> Recorded information
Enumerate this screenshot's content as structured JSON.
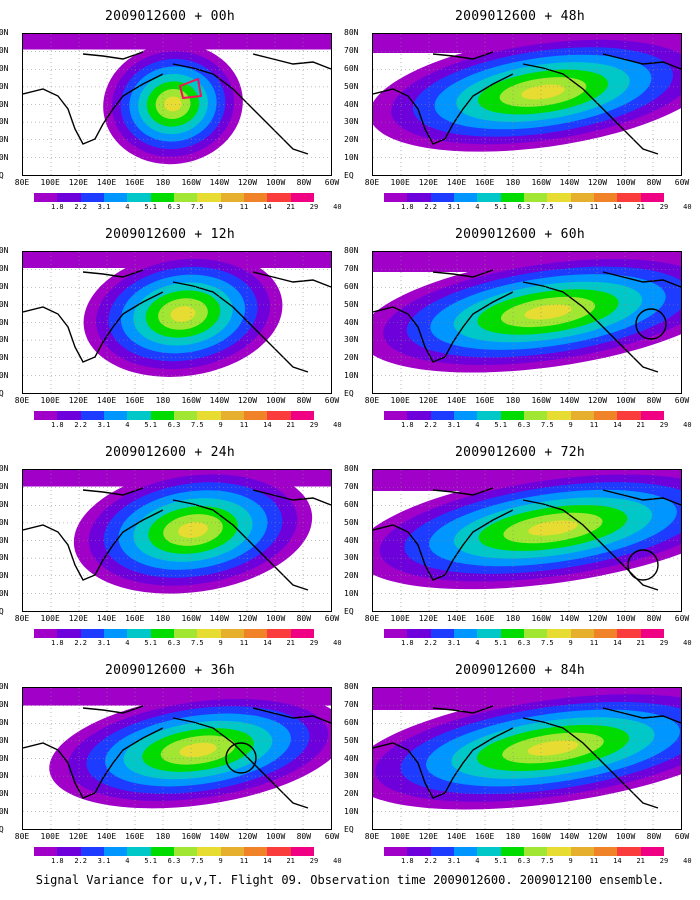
{
  "caption": "Signal Variance for u,v,T. Flight 09. Observation time 2009012600. 2009012100 ensemble.",
  "lat_labels": [
    "80N",
    "70N",
    "60N",
    "50N",
    "40N",
    "30N",
    "20N",
    "10N",
    "EQ"
  ],
  "lon_labels": [
    "80E",
    "100E",
    "120E",
    "140E",
    "160E",
    "180",
    "160W",
    "140W",
    "120W",
    "100W",
    "80W",
    "60W"
  ],
  "colorbar": {
    "labels": [
      "1.8",
      "2.2",
      "3.1",
      "4",
      "5.1",
      "6.3",
      "7.5",
      "9",
      "11",
      "14",
      "21",
      "29",
      "40"
    ],
    "colors": [
      "#a000c8",
      "#6e00dc",
      "#1e3cff",
      "#0096ff",
      "#00c8c8",
      "#00dc00",
      "#a0e632",
      "#e6dc32",
      "#e6af2d",
      "#f08228",
      "#fa3c3c",
      "#f00082"
    ]
  },
  "panels": [
    {
      "id": "p00",
      "title": "2009012600 + 00h",
      "circle": false,
      "box": true
    },
    {
      "id": "p12",
      "title": "2009012600 + 12h",
      "circle": false,
      "box": false
    },
    {
      "id": "p24",
      "title": "2009012600 + 24h",
      "circle": false,
      "box": false
    },
    {
      "id": "p36",
      "title": "2009012600 + 36h",
      "circle": true,
      "box": false
    },
    {
      "id": "p48",
      "title": "2009012600 + 48h",
      "circle": false,
      "box": false
    },
    {
      "id": "p60",
      "title": "2009012600 + 60h",
      "circle": true,
      "box": false
    },
    {
      "id": "p72",
      "title": "2009012600 + 72h",
      "circle": true,
      "box": false
    },
    {
      "id": "p84",
      "title": "2009012600 + 84h",
      "circle": false,
      "box": false
    }
  ]
}
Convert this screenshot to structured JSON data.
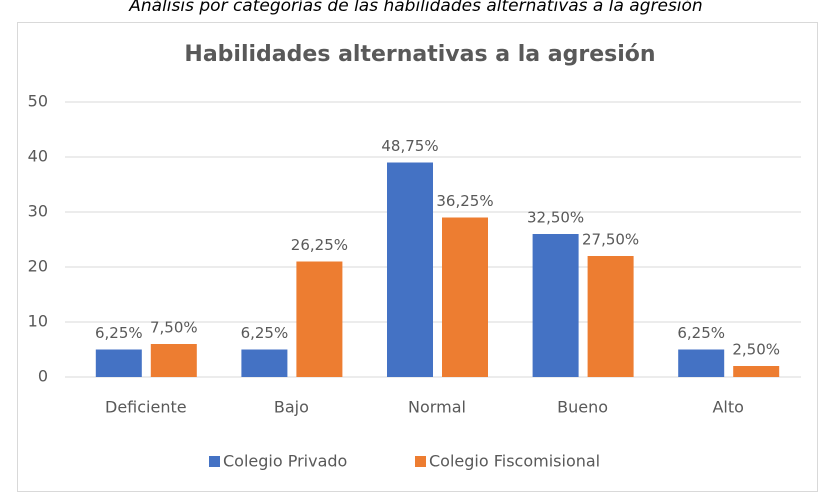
{
  "caption": "Análisis por categorías de las habilidades alternativas a la agresión",
  "chart_data": {
    "type": "bar",
    "title": "Habilidades alternativas a la agresión",
    "categories": [
      "Deficiente",
      "Bajo",
      "Normal",
      "Bueno",
      "Alto"
    ],
    "series": [
      {
        "name": "Colegio Privado",
        "color": "#4472c4",
        "values": [
          5,
          5,
          39,
          26,
          5
        ],
        "value_labels": [
          "6,25%",
          "6,25%",
          "48,75%",
          "32,50%",
          "6,25%"
        ]
      },
      {
        "name": "Colegio Fiscomisional",
        "color": "#ed7d31",
        "values": [
          6,
          21,
          29,
          22,
          2
        ],
        "value_labels": [
          "7,50%",
          "26,25%",
          "36,25%",
          "27,50%",
          "2,50%"
        ]
      }
    ],
    "ylim": [
      0,
      50
    ],
    "yticks": [
      0,
      10,
      20,
      30,
      40,
      50
    ],
    "grid": true,
    "legend": "bottom"
  }
}
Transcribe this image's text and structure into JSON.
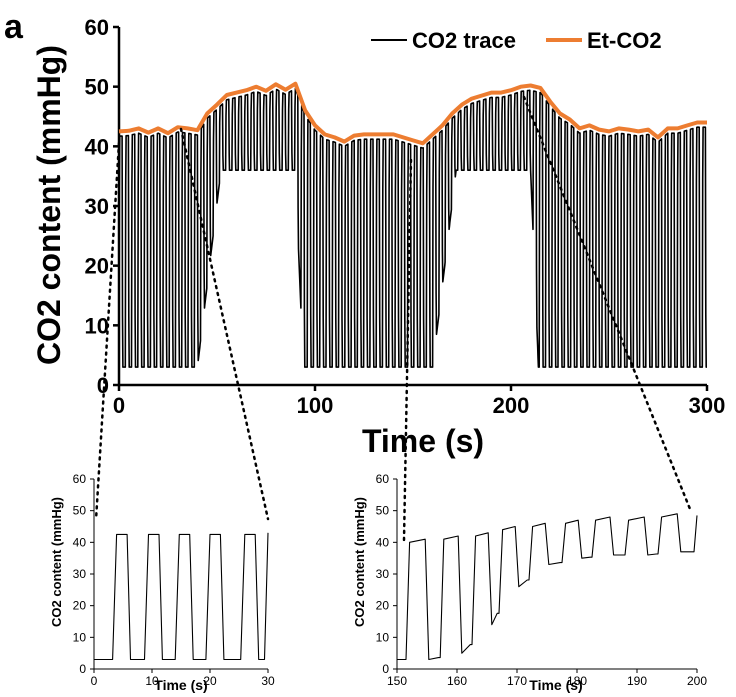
{
  "panel_label": "a",
  "chart_data": [
    {
      "type": "line",
      "ylabel": "CO2 content (mmHg)",
      "xlabel": "Time (s)",
      "xlim": [
        0,
        300
      ],
      "ylim": [
        0,
        60
      ],
      "xticks": [
        "0",
        "100",
        "200",
        "300"
      ],
      "yticks": [
        "0",
        "10",
        "20",
        "30",
        "40",
        "50",
        "60"
      ],
      "grid": false,
      "legend_position": "top-right",
      "colors": {
        "trace": "#000000",
        "etco2": "#ED7D31"
      },
      "series": [
        {
          "name": "CO2 trace",
          "style": "oscillating capnogram, ~0.6 Hz breathing, low ~3 mmHg, peaks follow Et-CO2; trough plateau rises to ~36 mmHg during 50–90 s and 170–210 s"
        },
        {
          "name": "Et-CO2",
          "x": [
            0,
            5,
            10,
            15,
            20,
            25,
            30,
            35,
            40,
            45,
            50,
            55,
            60,
            65,
            70,
            75,
            80,
            85,
            90,
            95,
            100,
            105,
            110,
            115,
            120,
            125,
            130,
            135,
            140,
            145,
            150,
            155,
            160,
            165,
            170,
            175,
            180,
            185,
            190,
            195,
            200,
            205,
            210,
            215,
            220,
            225,
            230,
            235,
            240,
            245,
            250,
            255,
            260,
            265,
            270,
            275,
            280,
            285,
            290,
            295,
            300
          ],
          "y": [
            42.5,
            42.6,
            43,
            42.3,
            43,
            42.2,
            43.2,
            43,
            42.7,
            45.5,
            47,
            48.6,
            49,
            49.4,
            50,
            49.3,
            50.4,
            49.5,
            50.5,
            46,
            43.5,
            42,
            41.5,
            40.8,
            41.8,
            42,
            42,
            42,
            42,
            41.5,
            41,
            40.5,
            42,
            43.5,
            45.5,
            47,
            48,
            48.5,
            49,
            49,
            49.4,
            50,
            50.2,
            49.8,
            47.5,
            45.5,
            44.5,
            43,
            43.5,
            42.8,
            42.5,
            43,
            42.8,
            42.5,
            42.8,
            41.5,
            43,
            43,
            43.5,
            44,
            44
          ]
        }
      ]
    },
    {
      "type": "line",
      "ylabel": "CO2 content (mmHg)",
      "xlabel": "Time (s)",
      "xlim": [
        0,
        30
      ],
      "ylim": [
        0,
        60
      ],
      "xticks": [
        "0",
        "10",
        "20",
        "30"
      ],
      "yticks": [
        "0",
        "10",
        "20",
        "30",
        "40",
        "50",
        "60"
      ],
      "series": [
        {
          "name": "CO2 trace",
          "peaks_x": [
            3.5,
            9,
            14.3,
            19.6,
            25.6
          ],
          "high": 42.5,
          "low": 3,
          "end_value": 43
        }
      ]
    },
    {
      "type": "line",
      "ylabel": "CO2 content (mmHg)",
      "xlabel": "Time (s)",
      "xlim": [
        150,
        200
      ],
      "ylim": [
        0,
        60
      ],
      "xticks": [
        "150",
        "160",
        "170",
        "180",
        "190",
        "200"
      ],
      "yticks": [
        "0",
        "10",
        "20",
        "30",
        "40",
        "50",
        "60"
      ],
      "series": [
        {
          "name": "CO2 trace",
          "cycles": [
            {
              "start": 151.5,
              "end": 155,
              "peak": 41,
              "low": 3
            },
            {
              "start": 157.2,
              "end": 160.5,
              "peak": 42,
              "low": 5
            },
            {
              "start": 162.5,
              "end": 165.5,
              "peak": 43,
              "low": 14
            },
            {
              "start": 167,
              "end": 170,
              "peak": 45,
              "low": 26
            },
            {
              "start": 172,
              "end": 175,
              "peak": 46,
              "low": 33
            },
            {
              "start": 177.5,
              "end": 180.5,
              "peak": 47,
              "low": 35
            },
            {
              "start": 182.5,
              "end": 185.8,
              "peak": 48,
              "low": 36
            },
            {
              "start": 188,
              "end": 191.5,
              "peak": 48,
              "low": 36
            },
            {
              "start": 193.5,
              "end": 197,
              "peak": 49,
              "low": 37
            }
          ],
          "end_value": 48.5
        }
      ]
    }
  ]
}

> Set task
Reproduce each line word for word and drop the pictures.

> Result for this task
Enumerate this screenshot's content as structured JSON.
{
  "caption": "Signal Variance for u,v,T. Flight 09. Observation time 2009012600. 2009012100 ensemble.",
  "lat_labels": [
    "80N",
    "70N",
    "60N",
    "50N",
    "40N",
    "30N",
    "20N",
    "10N",
    "EQ"
  ],
  "lon_labels": [
    "80E",
    "100E",
    "120E",
    "140E",
    "160E",
    "180",
    "160W",
    "140W",
    "120W",
    "100W",
    "80W",
    "60W"
  ],
  "colorbar": {
    "labels": [
      "1.8",
      "2.2",
      "3.1",
      "4",
      "5.1",
      "6.3",
      "7.5",
      "9",
      "11",
      "14",
      "21",
      "29",
      "40"
    ],
    "colors": [
      "#a000c8",
      "#6e00dc",
      "#1e3cff",
      "#0096ff",
      "#00c8c8",
      "#00dc00",
      "#a0e632",
      "#e6dc32",
      "#e6af2d",
      "#f08228",
      "#fa3c3c",
      "#f00082"
    ]
  },
  "panels": [
    {
      "id": "p00",
      "title": "2009012600 + 00h",
      "circle": false,
      "box": true
    },
    {
      "id": "p12",
      "title": "2009012600 + 12h",
      "circle": false,
      "box": false
    },
    {
      "id": "p24",
      "title": "2009012600 + 24h",
      "circle": false,
      "box": false
    },
    {
      "id": "p36",
      "title": "2009012600 + 36h",
      "circle": true,
      "box": false
    },
    {
      "id": "p48",
      "title": "2009012600 + 48h",
      "circle": false,
      "box": false
    },
    {
      "id": "p60",
      "title": "2009012600 + 60h",
      "circle": true,
      "box": false
    },
    {
      "id": "p72",
      "title": "2009012600 + 72h",
      "circle": true,
      "box": false
    },
    {
      "id": "p84",
      "title": "2009012600 + 84h",
      "circle": false,
      "box": false
    }
  ]
}
Convert this screenshot to structured JSON data.
{
  "caption": "Análisis por categorías de las habilidades alternativas a la agresión",
  "chart_data": {
    "type": "bar",
    "title": "Habilidades alternativas a la agresión",
    "categories": [
      "Deficiente",
      "Bajo",
      "Normal",
      "Bueno",
      "Alto"
    ],
    "series": [
      {
        "name": "Colegio Privado",
        "color": "#4472c4",
        "values": [
          5,
          5,
          39,
          26,
          5
        ],
        "value_labels": [
          "6,25%",
          "6,25%",
          "48,75%",
          "32,50%",
          "6,25%"
        ]
      },
      {
        "name": "Colegio Fiscomisional",
        "color": "#ed7d31",
        "values": [
          6,
          21,
          29,
          22,
          2
        ],
        "value_labels": [
          "7,50%",
          "26,25%",
          "36,25%",
          "27,50%",
          "2,50%"
        ]
      }
    ],
    "ylim": [
      0,
      50
    ],
    "yticks": [
      0,
      10,
      20,
      30,
      40,
      50
    ],
    "grid": true,
    "legend": "bottom"
  }
}
Transcribe this image's text and structure into JSON.
{
  "panel_label": "a",
  "chart_data": [
    {
      "type": "line",
      "ylabel": "CO2 content (mmHg)",
      "xlabel": "Time (s)",
      "xlim": [
        0,
        300
      ],
      "ylim": [
        0,
        60
      ],
      "xticks": [
        "0",
        "100",
        "200",
        "300"
      ],
      "yticks": [
        "0",
        "10",
        "20",
        "30",
        "40",
        "50",
        "60"
      ],
      "grid": false,
      "legend_position": "top-right",
      "colors": {
        "trace": "#000000",
        "etco2": "#ED7D31"
      },
      "series": [
        {
          "name": "CO2 trace",
          "style": "oscillating capnogram, ~0.6 Hz breathing, low ~3 mmHg, peaks follow Et-CO2; trough plateau rises to ~36 mmHg during 50–90 s and 170–210 s"
        },
        {
          "name": "Et-CO2",
          "x": [
            0,
            5,
            10,
            15,
            20,
            25,
            30,
            35,
            40,
            45,
            50,
            55,
            60,
            65,
            70,
            75,
            80,
            85,
            90,
            95,
            100,
            105,
            110,
            115,
            120,
            125,
            130,
            135,
            140,
            145,
            150,
            155,
            160,
            165,
            170,
            175,
            180,
            185,
            190,
            195,
            200,
            205,
            210,
            215,
            220,
            225,
            230,
            235,
            240,
            245,
            250,
            255,
            260,
            265,
            270,
            275,
            280,
            285,
            290,
            295,
            300
          ],
          "y": [
            42.5,
            42.6,
            43,
            42.3,
            43,
            42.2,
            43.2,
            43,
            42.7,
            45.5,
            47,
            48.6,
            49,
            49.4,
            50,
            49.3,
            50.4,
            49.5,
            50.5,
            46,
            43.5,
            42,
            41.5,
            40.8,
            41.8,
            42,
            42,
            42,
            42,
            41.5,
            41,
            40.5,
            42,
            43.5,
            45.5,
            47,
            48,
            48.5,
            49,
            49,
            49.4,
            50,
            50.2,
            49.8,
            47.5,
            45.5,
            44.5,
            43,
            43.5,
            42.8,
            42.5,
            43,
            42.8,
            42.5,
            42.8,
            41.5,
            43,
            43,
            43.5,
            44,
            44
          ]
        }
      ]
    },
    {
      "type": "line",
      "ylabel": "CO2 content (mmHg)",
      "xlabel": "Time (s)",
      "xlim": [
        0,
        30
      ],
      "ylim": [
        0,
        60
      ],
      "xticks": [
        "0",
        "10",
        "20",
        "30"
      ],
      "yticks": [
        "0",
        "10",
        "20",
        "30",
        "40",
        "50",
        "60"
      ],
      "series": [
        {
          "name": "CO2 trace",
          "peaks_x": [
            3.5,
            9,
            14.3,
            19.6,
            25.6
          ],
          "high": 42.5,
          "low": 3,
          "end_value": 43
        }
      ]
    },
    {
      "type": "line",
      "ylabel": "CO2 content (mmHg)",
      "xlabel": "Time (s)",
      "xlim": [
        150,
        200
      ],
      "ylim": [
        0,
        60
      ],
      "xticks": [
        "150",
        "160",
        "170",
        "180",
        "190",
        "200"
      ],
      "yticks": [
        "0",
        "10",
        "20",
        "30",
        "40",
        "50",
        "60"
      ],
      "series": [
        {
          "name": "CO2 trace",
          "cycles": [
            {
              "start": 151.5,
              "end": 155,
              "peak": 41,
              "low": 3
            },
            {
              "start": 157.2,
              "end": 160.5,
              "peak": 42,
              "low": 5
            },
            {
              "start": 162.5,
              "end": 165.5,
              "peak": 43,
              "low": 14
            },
            {
              "start": 167,
              "end": 170,
              "peak": 45,
              "low": 26
            },
            {
              "start": 172,
              "end": 175,
              "peak": 46,
              "low": 33
            },
            {
              "start": 177.5,
              "end": 180.5,
              "peak": 47,
              "low": 35
            },
            {
              "start": 182.5,
              "end": 185.8,
              "peak": 48,
              "low": 36
            },
            {
              "start": 188,
              "end": 191.5,
              "peak": 48,
              "low": 36
            },
            {
              "start": 193.5,
              "end": 197,
              "peak": 49,
              "low": 37
            }
          ],
          "end_value": 48.5
        }
      ]
    }
  ]
}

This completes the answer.